Copy out the lines below, unchanged, from the line containing "heatmap-cell: [100, 90, 148, 133]" through the line containing "heatmap-cell: [286, 173, 334, 216]", with both of those lines included.

—————

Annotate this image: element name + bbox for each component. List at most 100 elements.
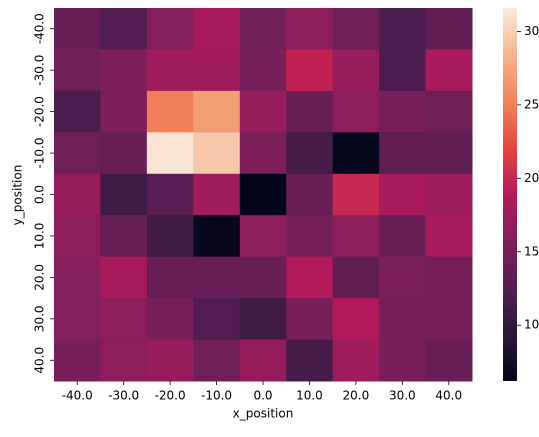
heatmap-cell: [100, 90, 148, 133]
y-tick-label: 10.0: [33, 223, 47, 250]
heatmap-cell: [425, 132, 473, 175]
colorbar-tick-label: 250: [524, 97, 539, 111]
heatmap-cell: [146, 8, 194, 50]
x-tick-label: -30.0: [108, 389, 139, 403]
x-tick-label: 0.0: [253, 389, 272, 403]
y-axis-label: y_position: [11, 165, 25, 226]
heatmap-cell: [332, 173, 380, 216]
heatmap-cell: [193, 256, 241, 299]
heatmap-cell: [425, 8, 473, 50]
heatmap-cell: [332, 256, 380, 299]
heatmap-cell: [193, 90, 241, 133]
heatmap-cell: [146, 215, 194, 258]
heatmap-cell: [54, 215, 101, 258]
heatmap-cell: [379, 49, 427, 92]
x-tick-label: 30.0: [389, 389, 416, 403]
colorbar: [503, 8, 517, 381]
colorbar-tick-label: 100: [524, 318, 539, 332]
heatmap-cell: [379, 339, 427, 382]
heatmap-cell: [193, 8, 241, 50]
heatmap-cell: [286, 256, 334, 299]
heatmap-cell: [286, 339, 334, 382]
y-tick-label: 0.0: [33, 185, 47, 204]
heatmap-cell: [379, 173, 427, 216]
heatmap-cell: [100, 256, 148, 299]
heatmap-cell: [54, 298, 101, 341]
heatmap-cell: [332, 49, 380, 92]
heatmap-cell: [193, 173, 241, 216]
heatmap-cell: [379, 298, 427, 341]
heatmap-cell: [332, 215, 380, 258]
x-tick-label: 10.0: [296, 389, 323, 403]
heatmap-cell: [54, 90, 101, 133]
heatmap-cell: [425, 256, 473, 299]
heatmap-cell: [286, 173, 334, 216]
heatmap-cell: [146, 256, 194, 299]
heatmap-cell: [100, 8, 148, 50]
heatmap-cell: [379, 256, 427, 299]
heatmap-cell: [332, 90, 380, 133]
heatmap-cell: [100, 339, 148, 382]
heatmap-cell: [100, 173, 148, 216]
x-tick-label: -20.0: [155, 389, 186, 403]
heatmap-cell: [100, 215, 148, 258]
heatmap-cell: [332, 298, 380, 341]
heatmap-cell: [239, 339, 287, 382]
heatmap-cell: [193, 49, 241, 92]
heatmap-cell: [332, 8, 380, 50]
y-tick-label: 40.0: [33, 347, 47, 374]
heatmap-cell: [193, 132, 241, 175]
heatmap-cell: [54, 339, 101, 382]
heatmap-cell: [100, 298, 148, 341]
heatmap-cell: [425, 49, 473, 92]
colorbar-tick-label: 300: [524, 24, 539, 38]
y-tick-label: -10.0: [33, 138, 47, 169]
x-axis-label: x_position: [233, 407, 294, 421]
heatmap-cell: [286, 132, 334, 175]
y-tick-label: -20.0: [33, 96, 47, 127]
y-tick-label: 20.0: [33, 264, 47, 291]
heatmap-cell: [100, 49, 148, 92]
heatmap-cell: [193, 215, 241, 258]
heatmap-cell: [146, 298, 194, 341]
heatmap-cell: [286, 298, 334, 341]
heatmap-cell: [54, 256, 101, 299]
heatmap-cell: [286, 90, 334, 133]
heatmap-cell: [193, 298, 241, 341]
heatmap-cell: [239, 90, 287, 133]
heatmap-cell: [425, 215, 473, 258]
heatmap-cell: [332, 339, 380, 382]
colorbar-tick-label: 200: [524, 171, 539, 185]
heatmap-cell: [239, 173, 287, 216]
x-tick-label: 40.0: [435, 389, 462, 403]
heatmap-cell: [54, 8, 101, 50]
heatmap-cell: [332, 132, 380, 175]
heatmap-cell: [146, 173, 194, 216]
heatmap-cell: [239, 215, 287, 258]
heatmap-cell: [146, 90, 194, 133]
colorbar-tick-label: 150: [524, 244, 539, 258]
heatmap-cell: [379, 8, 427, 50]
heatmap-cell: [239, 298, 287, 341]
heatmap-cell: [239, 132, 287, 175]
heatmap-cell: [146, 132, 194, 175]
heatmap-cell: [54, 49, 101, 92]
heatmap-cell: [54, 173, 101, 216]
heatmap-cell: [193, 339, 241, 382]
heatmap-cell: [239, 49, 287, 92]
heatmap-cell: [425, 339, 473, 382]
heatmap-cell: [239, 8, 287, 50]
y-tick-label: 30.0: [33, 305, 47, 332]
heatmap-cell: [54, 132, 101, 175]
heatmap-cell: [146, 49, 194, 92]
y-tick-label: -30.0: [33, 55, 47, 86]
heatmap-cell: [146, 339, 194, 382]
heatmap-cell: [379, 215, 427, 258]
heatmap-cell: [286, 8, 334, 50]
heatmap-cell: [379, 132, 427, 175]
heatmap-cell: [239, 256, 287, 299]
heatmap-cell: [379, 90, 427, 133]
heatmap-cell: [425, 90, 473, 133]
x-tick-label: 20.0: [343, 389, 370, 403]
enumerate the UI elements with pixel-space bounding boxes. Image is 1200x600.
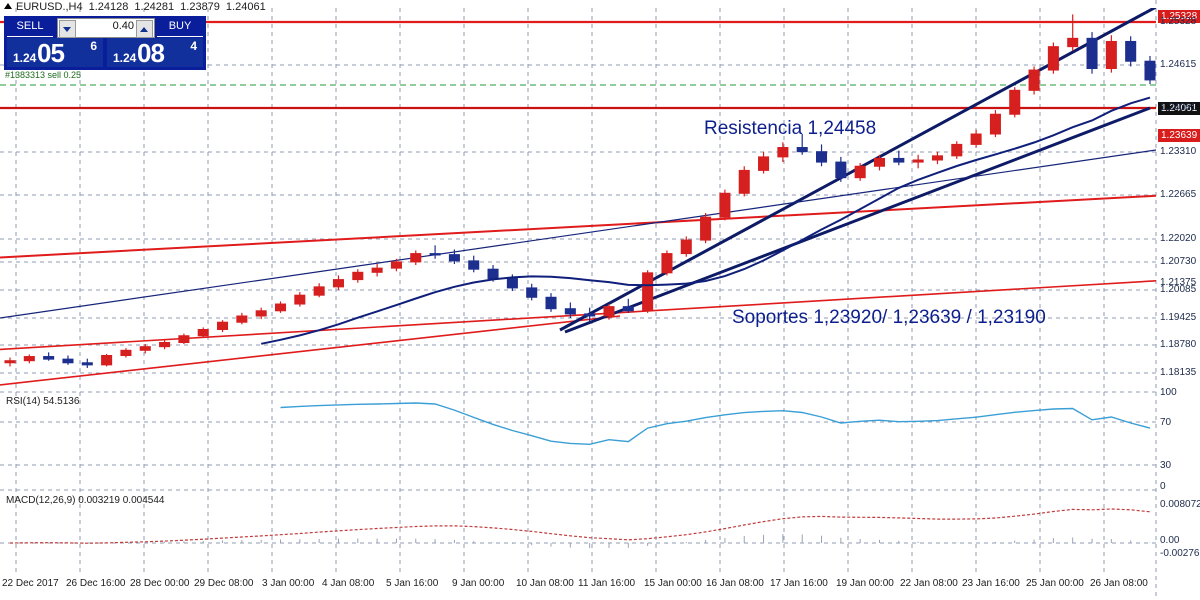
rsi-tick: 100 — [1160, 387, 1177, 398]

—————

Worked answer:
heatmap-cell: [100, 90, 148, 133]
y-tick-label: 10.0: [33, 223, 47, 250]
heatmap-cell: [425, 132, 473, 175]
colorbar-tick-label: 250: [524, 97, 539, 111]
heatmap-cell: [146, 8, 194, 50]
x-tick-label: -30.0: [108, 389, 139, 403]
x-tick-label: 0.0: [253, 389, 272, 403]
y-axis-label: y_position: [11, 165, 25, 226]
heatmap-cell: [332, 173, 380, 216]
heatmap-cell: [193, 256, 241, 299]
heatmap-cell: [425, 8, 473, 50]
heatmap-cell: [332, 256, 380, 299]
heatmap-cell: [193, 90, 241, 133]
heatmap-cell: [146, 215, 194, 258]
heatmap-cell: [54, 215, 101, 258]
heatmap-cell: [379, 49, 427, 92]
x-tick-label: 30.0: [389, 389, 416, 403]
colorbar: [503, 8, 517, 381]
colorbar-tick-label: 100: [524, 318, 539, 332]
heatmap-cell: [379, 339, 427, 382]
heatmap-cell: [193, 8, 241, 50]
heatmap-cell: [286, 256, 334, 299]
heatmap-cell: [286, 339, 334, 382]
y-tick-label: 0.0: [33, 185, 47, 204]
heatmap-cell: [379, 173, 427, 216]
heatmap-cell: [100, 256, 148, 299]
heatmap-cell: [54, 298, 101, 341]
heatmap-cell: [332, 49, 380, 92]
heatmap-cell: [193, 173, 241, 216]
heatmap-cell: [379, 298, 427, 341]
heatmap-cell: [332, 215, 380, 258]
x-tick-label: 10.0: [296, 389, 323, 403]
heatmap-cell: [54, 90, 101, 133]
heatmap-cell: [425, 256, 473, 299]
heatmap-cell: [286, 173, 334, 216]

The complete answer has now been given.